Exercise brief =
Provide only the number of lines in the records below that include "about".

Information given =
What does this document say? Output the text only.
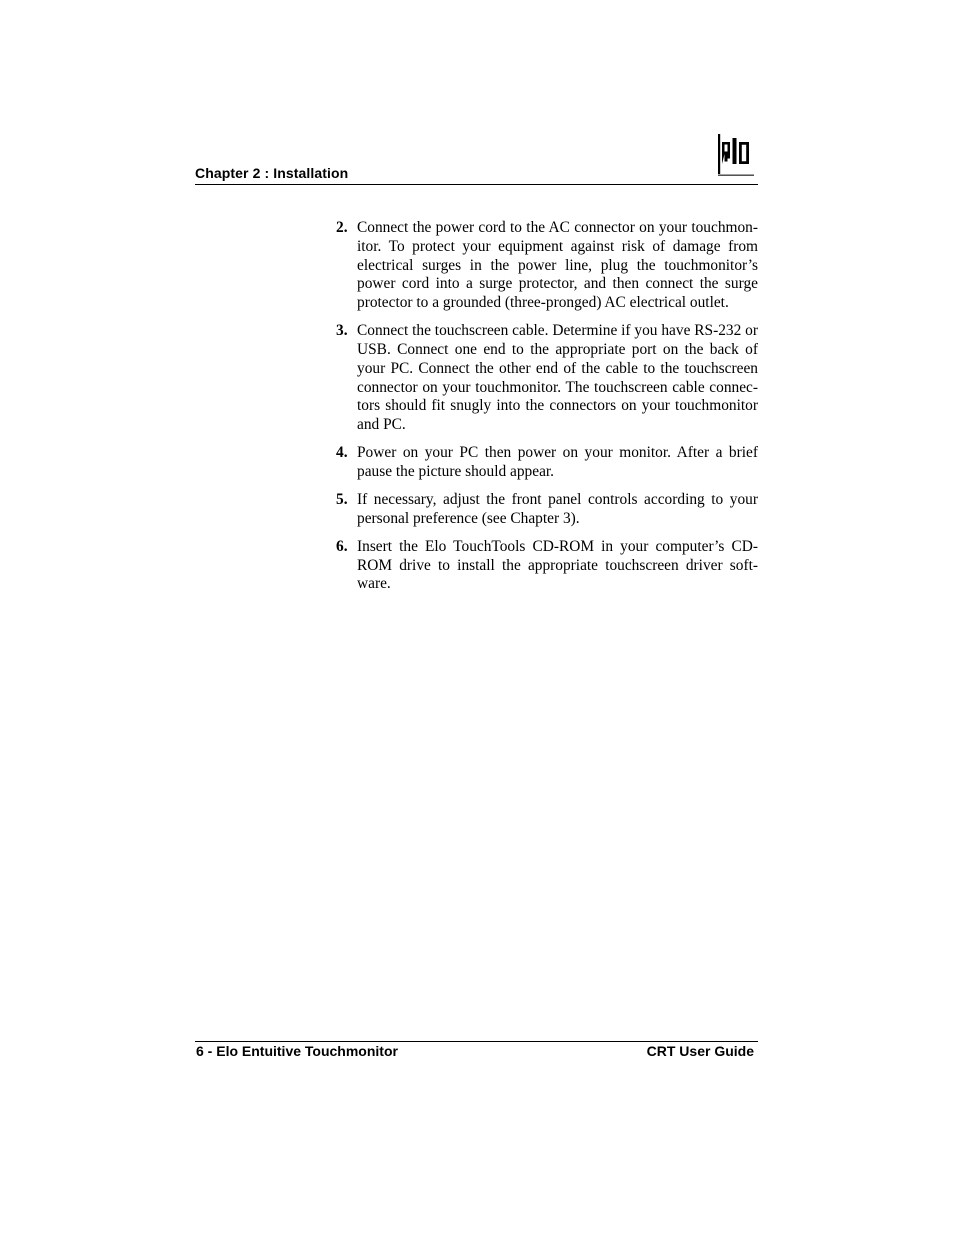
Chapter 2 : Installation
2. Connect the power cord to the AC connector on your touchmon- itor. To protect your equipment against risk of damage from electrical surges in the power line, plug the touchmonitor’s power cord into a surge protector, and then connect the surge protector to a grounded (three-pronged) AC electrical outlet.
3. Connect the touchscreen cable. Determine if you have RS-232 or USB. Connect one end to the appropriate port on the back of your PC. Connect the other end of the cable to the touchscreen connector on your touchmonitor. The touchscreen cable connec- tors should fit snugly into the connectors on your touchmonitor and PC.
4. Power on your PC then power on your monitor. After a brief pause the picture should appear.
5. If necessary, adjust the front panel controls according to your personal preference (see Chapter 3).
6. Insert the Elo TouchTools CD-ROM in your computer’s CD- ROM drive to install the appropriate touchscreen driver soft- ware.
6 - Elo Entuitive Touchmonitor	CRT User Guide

==

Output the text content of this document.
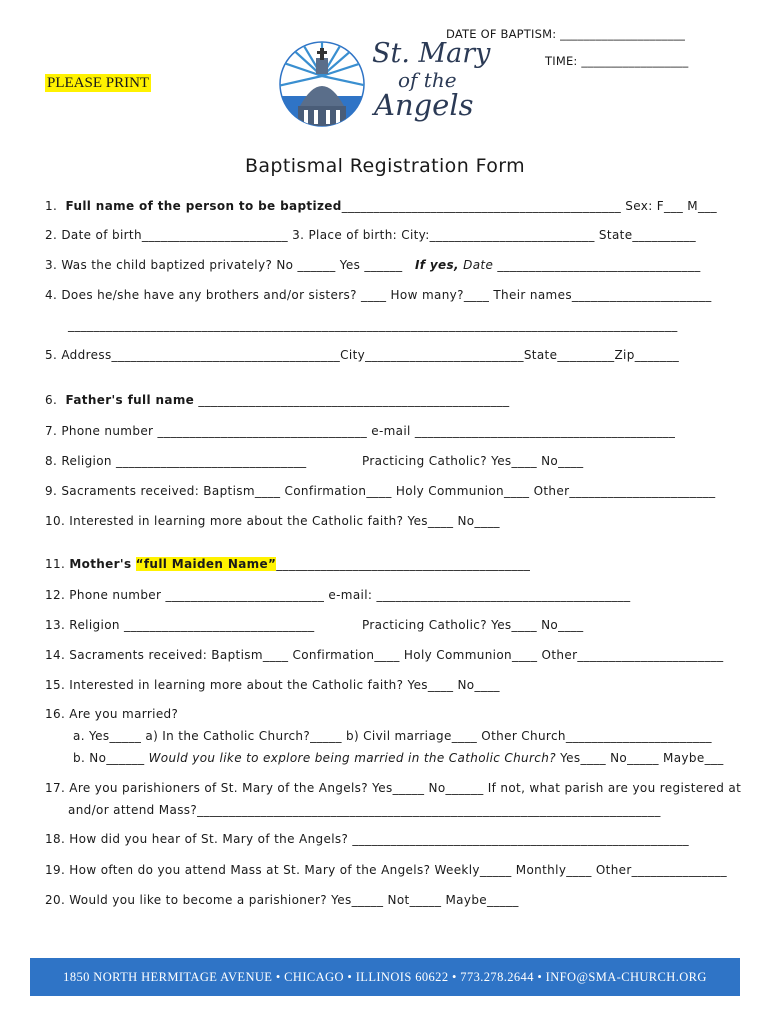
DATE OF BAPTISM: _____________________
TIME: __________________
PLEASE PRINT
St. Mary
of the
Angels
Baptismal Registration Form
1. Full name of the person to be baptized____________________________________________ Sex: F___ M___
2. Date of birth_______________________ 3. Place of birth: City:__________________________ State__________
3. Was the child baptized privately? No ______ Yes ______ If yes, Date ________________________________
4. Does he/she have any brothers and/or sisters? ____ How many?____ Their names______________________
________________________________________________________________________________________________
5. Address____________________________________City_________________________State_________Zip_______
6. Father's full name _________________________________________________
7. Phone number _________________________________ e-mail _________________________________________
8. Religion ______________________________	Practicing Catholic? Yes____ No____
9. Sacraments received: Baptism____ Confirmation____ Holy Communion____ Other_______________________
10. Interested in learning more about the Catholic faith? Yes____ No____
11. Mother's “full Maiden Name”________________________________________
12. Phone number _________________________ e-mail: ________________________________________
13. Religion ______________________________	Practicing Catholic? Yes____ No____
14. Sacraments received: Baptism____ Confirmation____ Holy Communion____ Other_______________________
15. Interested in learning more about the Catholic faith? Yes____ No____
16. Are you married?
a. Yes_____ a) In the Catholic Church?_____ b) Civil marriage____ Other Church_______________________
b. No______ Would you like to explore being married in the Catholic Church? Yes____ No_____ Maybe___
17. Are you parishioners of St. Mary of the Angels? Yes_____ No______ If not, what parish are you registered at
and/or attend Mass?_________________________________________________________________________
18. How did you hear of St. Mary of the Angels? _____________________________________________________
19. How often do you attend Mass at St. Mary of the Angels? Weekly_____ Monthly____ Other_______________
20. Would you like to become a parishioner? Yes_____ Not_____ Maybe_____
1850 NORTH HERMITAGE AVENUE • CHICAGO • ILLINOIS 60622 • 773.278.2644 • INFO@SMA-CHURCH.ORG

Reply =
2